- Selected excerpt -
:::
Finally, evading (value-added) taxes in Greece is considered a trivial offense. The Greece don't like their government because they know it is inefficient. But, in contrast to the US, they still really like to receive benefits from it. And they consider it acceptable to cheat the government. The wider public hasn't understood yet that by cheating the government, society cheats itself. This leads to the honest citizen having to bear a larger burden to make up for the dishonest. It also leads to the dishonest having more money than the honest and thus more influence.

When private external investors gave money to the Greek government and the government to the people, everybody had a lot of money (relative) to spend. This lead to very high prices. The high prices lead to high wages. These wages were so high that the products Greece could produce, were not competitive with the products from other countries outside Greece. And this lead to companies which produced products for consumers in other countries going bankrupt. The workers in these companies found jobs in companies which produced for Greek people. This also lead to Greece importing much more than exporting. But this is only possible as long as the money from the outside flows in. Now that this flow of money has stopped, there's not enough money to buy all the goods from other countries.

More about this further down. The point here is that the people producing goods and services for other Greeks would need to find new jobs in companies that sell goods and services to other countries. But the Greek wages are too high to do this competitively. This problem can only be solved by either reducing wages or by the Greek people (and the organizational structures of their companies), magically, becoming more productive. The latter is not going to happen overnight. That's why wages and thus prices have to go down. Greece needs a deflation. If they had their own currency they could inflate it and achieve the same effect (and a few problems). But now that they are in the Eurozone they can't. Wages need to go down before they can go up again. So, if reporters say that Greece needs growth they are only half-correct. Greece needs a recession to reduce wages and prices today in order to grow tomorrow. This process is very painful, unfortunately.

A few years ago private investors started to doubt that the Greek government will ever be able to pay back the debt. Since then they don't give any more loans. Unfortunately the Greek society, over the last decade, has been transformed to depend on the flow of money from the private investors. Without it there's just not enough money to pay the public servants or really the public sector, which has grown very large. And as the workers in the public sector receive less income, they can spend less on products created by private companies. The result is a severe recession. (Vice versa, this is the reason why increasing public spending does increase GDP - temporarily).
:::
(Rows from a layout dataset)

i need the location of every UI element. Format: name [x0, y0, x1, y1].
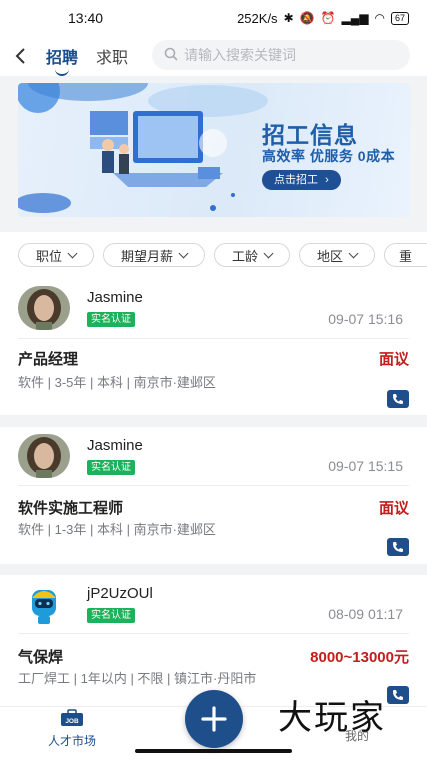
filter-salary[interactable]: 期望月薪: [103, 243, 205, 267]
status-bar: 13:40 252K/s ✱ 🔕 ⏰ ▂▄▆ ◠ 67: [0, 0, 427, 36]
post-time: 09-07 15:15: [328, 458, 403, 474]
chevron-down-icon: [263, 248, 274, 258]
top-bar: 招聘 求职: [0, 36, 427, 76]
chevron-down-icon: [178, 248, 189, 258]
network-speed: 252K/s: [237, 10, 278, 26]
job-title: 气保焊: [18, 649, 64, 666]
plus-icon: [201, 706, 227, 732]
status-time: 13:40: [68, 10, 104, 26]
search-input[interactable]: [184, 47, 394, 63]
svg-text:JOB: JOB: [65, 718, 79, 725]
filter-experience[interactable]: 工龄: [214, 243, 290, 267]
search-icon: [164, 47, 178, 64]
avatar: [18, 286, 70, 330]
alarm-icon: ⏰: [320, 11, 336, 25]
job-meta: 工厂焊工 | 1年以内 | 不限 | 镇江市·丹阳市: [18, 671, 257, 686]
tab-job-seeking[interactable]: 求职: [90, 44, 134, 68]
verified-badge: 实名认证: [87, 460, 135, 475]
add-post-button[interactable]: [185, 690, 243, 748]
verified-badge: 实名认证: [87, 312, 135, 327]
chevron-right-icon: ›: [325, 174, 329, 186]
mute-bell-icon: 🔕: [299, 11, 315, 25]
wifi-icon: ◠: [374, 11, 385, 25]
salary: 面议: [378, 500, 409, 517]
divider: [18, 338, 409, 339]
post-time: 08-09 01:17: [328, 606, 403, 622]
job-title: 产品经理: [18, 351, 79, 368]
signal-icon: ▂▄▆: [341, 11, 369, 25]
bluetooth-icon: ✱: [283, 11, 294, 25]
phone-icon[interactable]: [387, 538, 409, 556]
user-name: Jasmine: [87, 437, 143, 454]
banner-title: 招工信息: [262, 122, 358, 148]
tab-recruit[interactable]: 招聘: [40, 44, 84, 76]
promo-banner[interactable]: 招工信息 高效率 优服务 0成本 点击招工 ›: [18, 83, 410, 217]
divider: [18, 485, 409, 486]
back-arrow-icon[interactable]: [0, 36, 40, 76]
job-title: 软件实施工程师: [18, 500, 124, 517]
nav-talent-market[interactable]: JOB 人才市场: [30, 709, 114, 749]
job-card[interactable]: Jasmine 实名认证 09-07 15:16 产品经理 面议 软件 | 3-…: [0, 278, 427, 415]
filter-position[interactable]: 职位: [18, 243, 94, 267]
filter-bar: 职位 期望月薪 工龄 地区 重: [0, 232, 427, 278]
filter-more[interactable]: 重: [384, 243, 427, 267]
avatar: [18, 434, 70, 478]
job-meta: 软件 | 1-3年 | 本科 | 南京市·建邺区: [18, 522, 216, 537]
verified-badge: 实名认证: [87, 608, 135, 623]
filter-region[interactable]: 地区: [299, 243, 375, 267]
user-name: Jasmine: [87, 289, 143, 306]
job-meta: 软件 | 3-5年 | 本科 | 南京市·建邺区: [18, 375, 216, 390]
job-card[interactable]: jP2UzOUl 实名认证 08-09 01:17 气保焊 8000~13000…: [0, 575, 427, 706]
home-indicator[interactable]: [135, 749, 292, 753]
job-briefcase-icon: JOB: [61, 709, 83, 726]
phone-icon[interactable]: [387, 390, 409, 408]
post-time: 09-07 15:16: [328, 311, 403, 327]
watermark: 大玩家: [278, 698, 386, 738]
salary: 面议: [378, 351, 409, 368]
phone-icon[interactable]: [387, 686, 409, 704]
user-name: jP2UzOUl: [87, 585, 153, 602]
search-box[interactable]: [152, 40, 410, 70]
avatar: [18, 582, 70, 626]
job-card[interactable]: Jasmine 实名认证 09-07 15:15 软件实施工程师 面议 软件 |…: [0, 427, 427, 564]
chevron-down-icon: [348, 248, 359, 258]
banner-button[interactable]: 点击招工 ›: [262, 170, 341, 190]
battery-icon: 67: [390, 11, 409, 25]
banner-subtitle: 高效率 优服务 0成本: [262, 148, 396, 164]
salary: 8000~13000元: [310, 649, 409, 666]
divider: [18, 633, 409, 634]
chevron-down-icon: [67, 248, 78, 258]
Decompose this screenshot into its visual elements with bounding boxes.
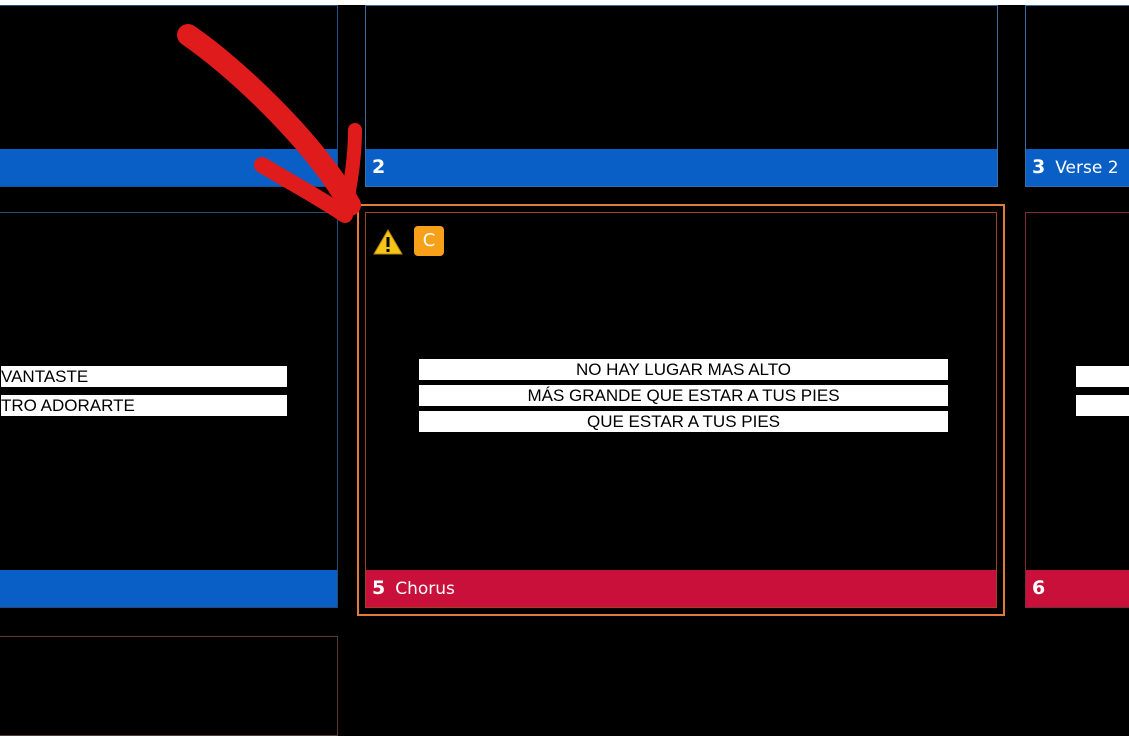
slide-number: 6 [1032, 577, 1046, 599]
slide-4[interactable]: VANTASTE TRO ADORARTE [0, 212, 338, 608]
lyric-line [1076, 366, 1129, 387]
slide-5-inner: C NO HAY LUGAR MAS ALTO MÁS GRANDE QUE E… [365, 212, 997, 608]
slide-4-bar [0, 570, 337, 607]
slide-3[interactable]: 3 Verse 2 [1025, 5, 1129, 187]
arrow-icon [177, 24, 362, 223]
lyric-line: QUE ESTAR A TUS PIES [419, 411, 948, 432]
slide-label: Chorus [395, 579, 455, 599]
lyric-line [1076, 395, 1129, 416]
slide-number: 5 [372, 577, 386, 599]
lyric-line: TRO ADORARTE [1, 395, 287, 416]
slide-6-bar: 6 [1026, 570, 1129, 607]
slide-label: Verse 2 [1055, 158, 1119, 178]
lyric-line: MÁS GRANDE QUE ESTAR A TUS PIES [419, 385, 948, 406]
slide-number: 3 [1032, 156, 1046, 178]
lyric-line: NO HAY LUGAR MAS ALTO [419, 359, 948, 380]
slide-3-bar: 3 Verse 2 [1026, 149, 1129, 186]
slide-bottom-left[interactable] [0, 636, 338, 736]
lyric-line: VANTASTE [1, 366, 287, 387]
slide-6[interactable]: 6 [1025, 212, 1129, 608]
slide-5-bar: 5 Chorus [366, 570, 996, 607]
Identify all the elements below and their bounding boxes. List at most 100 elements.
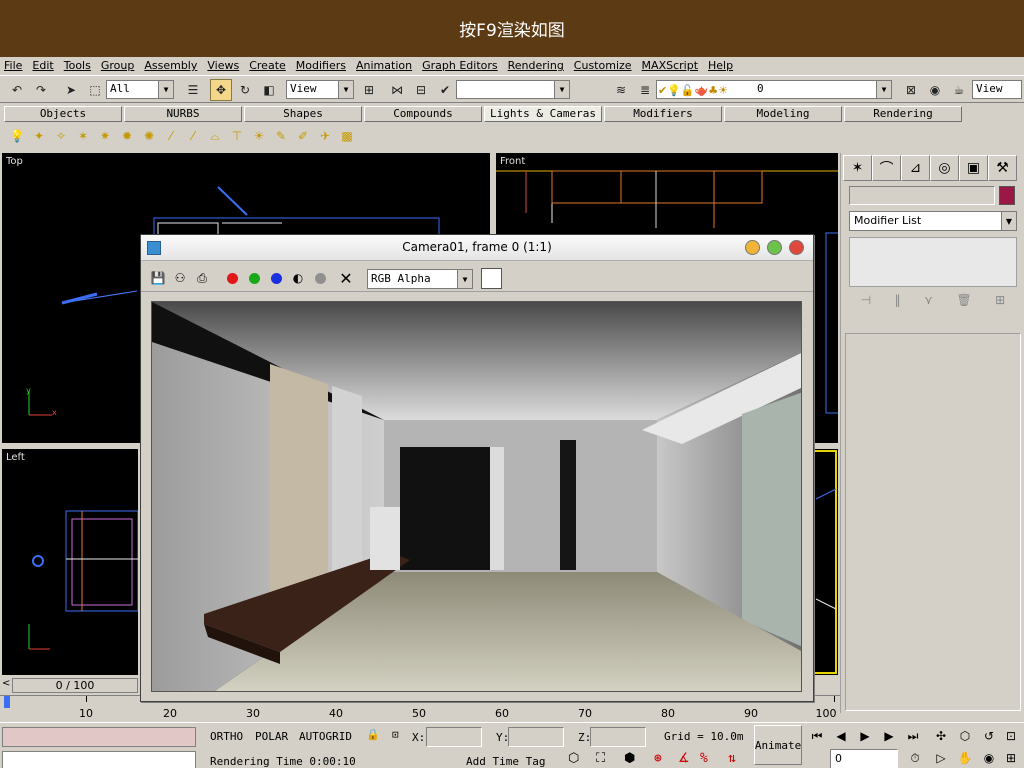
:::
- What is asked -
**a)** In the passage on the Greek debt crisis, what does Greece need in order to reduce wages and prices today so that it can grow tomorrow?
**b)** Pick up the passage on the Greek debt crisis after its last sentence and carry it forward.

- Final answers -
**a)** A recession.

**b)**
What could happen:
The Eurozone has basically two options.

First it can do nothing. In that case Greece goes bankrupt. And since Greece can't print its own money right now, it had to cut government spending down to what it takes in. This would cause an incredible economic shock. Whole families would starve to death and the population would probably revolt. Some kind of leader would rise to power and start printing a new currency in a chaotic process.
This currency would not be worth very much but it would help. Of course, the rich Greek citizen have transferred their Euros somewhere else a long time ago. Only the less well off and those who don't understand economics would suffer when they try to get their money from their bank, because they would only receive the new currency and not Euros. And the new currency would buy much less goods and services than the Euro.

The magnitude of the problem can be understood best when looking at what Greece imports and what it exports. Imports in 2011 were 43 billion Euros but exports were only 22 billion Euros. Since no one outside of Greece gives Greece any money, the imports would necessarily be reduced to a maximum of about 22 billion Euros overnight.
Since Greece is a very small country, most of what the citizen consume is produced somewhere else in the world. And many of these things are very important nowadays. Take oil, meat, wood or computer chips as an example. To suddenly cut the imports of these things down from 43 to 22 billion Euros would be one, if not the, most extreme shock in modern economic history. The economic recession would rival any in Sub-Saharan Africa over the last hundred years. It's so extreme that its effects would really be completely unpredictable ..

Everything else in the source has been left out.